__Task objective__
Below you will find a set of lines. Repeat them all exactly.

__Extracted records__
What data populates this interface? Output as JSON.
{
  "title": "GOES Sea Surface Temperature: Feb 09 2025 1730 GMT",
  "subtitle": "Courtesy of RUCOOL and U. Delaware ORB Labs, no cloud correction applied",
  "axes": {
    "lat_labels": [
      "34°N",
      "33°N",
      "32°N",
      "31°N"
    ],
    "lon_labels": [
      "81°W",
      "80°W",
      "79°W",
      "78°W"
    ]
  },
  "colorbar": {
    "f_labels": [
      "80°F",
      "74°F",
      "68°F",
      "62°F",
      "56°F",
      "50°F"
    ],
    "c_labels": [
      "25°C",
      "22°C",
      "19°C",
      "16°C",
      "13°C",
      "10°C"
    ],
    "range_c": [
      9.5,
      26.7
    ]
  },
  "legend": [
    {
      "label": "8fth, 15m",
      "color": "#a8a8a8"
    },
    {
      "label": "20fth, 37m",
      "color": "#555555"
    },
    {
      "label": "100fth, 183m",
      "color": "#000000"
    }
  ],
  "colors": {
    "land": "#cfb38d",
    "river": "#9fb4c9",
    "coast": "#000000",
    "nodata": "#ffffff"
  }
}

__Reply to the task__
What data populates this interface? Output as JSON.
{
  "title": "GOES Sea Surface Temperature: Feb 09 2025 1730 GMT",
  "subtitle": "Courtesy of RUCOOL and U. Delaware ORB Labs, no cloud correction applied",
  "axes": {
    "lat_labels": [
      "34°N",
      "33°N",
      "32°N",
      "31°N"
    ],
    "lon_labels": [
      "81°W",
      "80°W",
      "79°W",
      "78°W"
    ]
  },
  "colorbar": {
    "f_labels": [
      "80°F",
      "74°F",
      "68°F",
      "62°F",
      "56°F",
      "50°F"
    ],
    "c_labels": [
      "25°C",
      "22°C",
      "19°C",
      "16°C",
      "13°C",
      "10°C"
    ],
    "range_c": [
      9.5,
      26.7
    ]
  },
  "legend": [
    {
      "label": "8fth, 15m",
      "color": "#a8a8a8"
    },
    {
      "label": "20fth, 37m",
      "color": "#555555"
    },
    {
      "label": "100fth, 183m",
      "color": "#000000"
    }
  ],
  "colors": {
    "land": "#cfb38d",
    "river": "#9fb4c9",
    "coast": "#000000",
    "nodata": "#ffffff"
  }
}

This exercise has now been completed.